## WHAT YOU SHOULD DO
Format the lines of the entries below as a Markdown table with the columns "No." and "Line", numbering each row and omitting blank lines. Begin at the line that contains "bar [133, 65, 550, 97]" and stop after the line that contains "data-label: 10% [205, 410, 232, 420]".

[Entries from a data collection]
***

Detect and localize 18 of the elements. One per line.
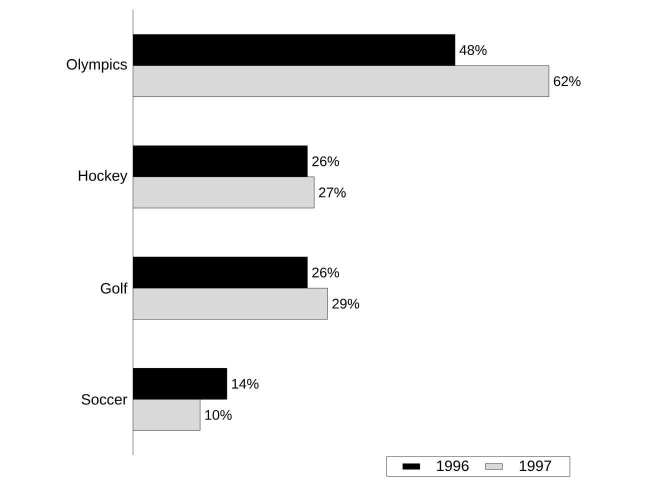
bar [133, 65, 550, 97]
data-label: 14% [232, 378, 259, 389]
data-label: 27% [319, 188, 346, 198]
bar [133, 399, 200, 431]
y-tick-label: Golf [100, 282, 128, 294]
data-label: 26% [312, 268, 340, 278]
legend-label: 1997 [520, 460, 552, 472]
data-label: 10% [205, 410, 232, 420]
data-label: 62% [554, 76, 581, 86]
data-label: 29% [332, 298, 360, 309]
y-tick-label: Soccer [82, 394, 128, 405]
bar [133, 176, 314, 208]
data-label: 48% [460, 45, 487, 55]
legend-label: 1996 [437, 460, 469, 472]
y-tick-label: Hockey [78, 170, 128, 184]
data-label: 26% [312, 156, 340, 166]
y-tick-label: Olympics [66, 58, 127, 73]
bar [133, 288, 328, 320]
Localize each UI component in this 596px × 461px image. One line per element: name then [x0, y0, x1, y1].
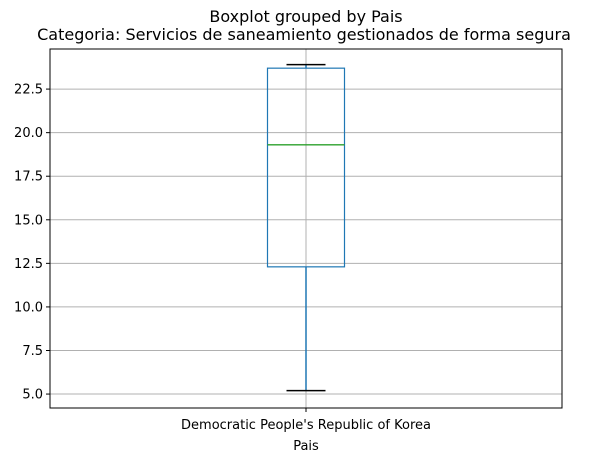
y-tick-layer: 5.0 7.5 10.0 12.5 15.0 17.5 20.0 22.5: [14, 83, 50, 403]
x-axis-label: Pais: [293, 439, 319, 454]
y-tick-label: 17.5: [14, 170, 43, 185]
y-tick-label: 10.0: [14, 300, 43, 315]
chart-suptitle: Boxplot grouped by Pais: [209, 7, 402, 26]
y-tick-label: 5.0: [22, 388, 43, 403]
plot-frame: [49, 48, 563, 409]
iqr-box: [266, 67, 346, 268]
box-layer: [266, 63, 346, 392]
x-tick-label: Democratic People's Republic of Korea: [181, 418, 431, 433]
y-tick-label: 20.0: [14, 126, 43, 141]
grid-layer: [50, 49, 562, 408]
y-tick-label: 22.5: [14, 83, 43, 98]
x-tick-layer: Democratic People's Republic of Korea: [181, 408, 431, 433]
y-tick-label: 7.5: [22, 344, 43, 359]
y-tick-label: 12.5: [14, 257, 43, 272]
y-tick-label: 15.0: [14, 213, 43, 228]
chart-title: Categoria: Servicios de saneamiento gest…: [37, 25, 571, 44]
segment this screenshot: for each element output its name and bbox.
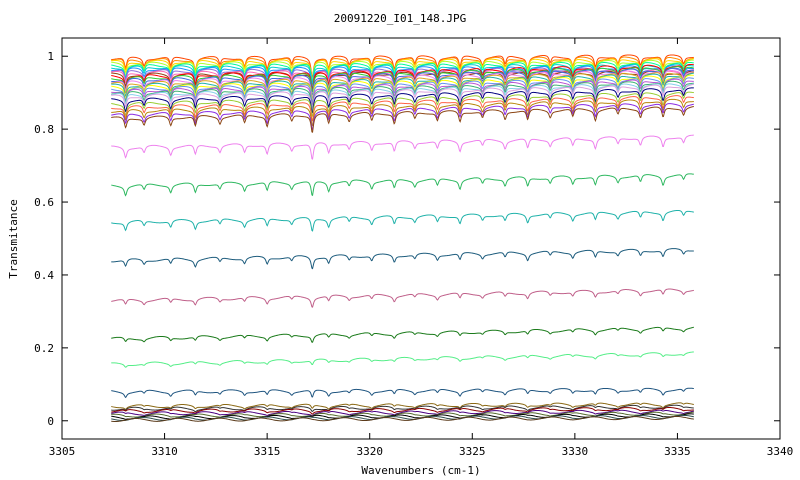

***

## SOLUTION TO THIS EXERCISE
| No. | Line |
|---|---|
| 1 | bar [133, 65, 550, 97] |
| 2 | data-label: 14% [232, 378, 259, 389] |
| 3 | data-label: 27% [319, 188, 346, 198] |
| 4 | bar [133, 399, 200, 431] |
| 5 | y-tick-label: Golf [100, 282, 128, 294] |
| 6 | data-label: 26% [312, 268, 340, 278] |
| 7 | legend-label: 1997 [520, 460, 552, 472] |
| 8 | data-label: 10% [205, 410, 232, 420] |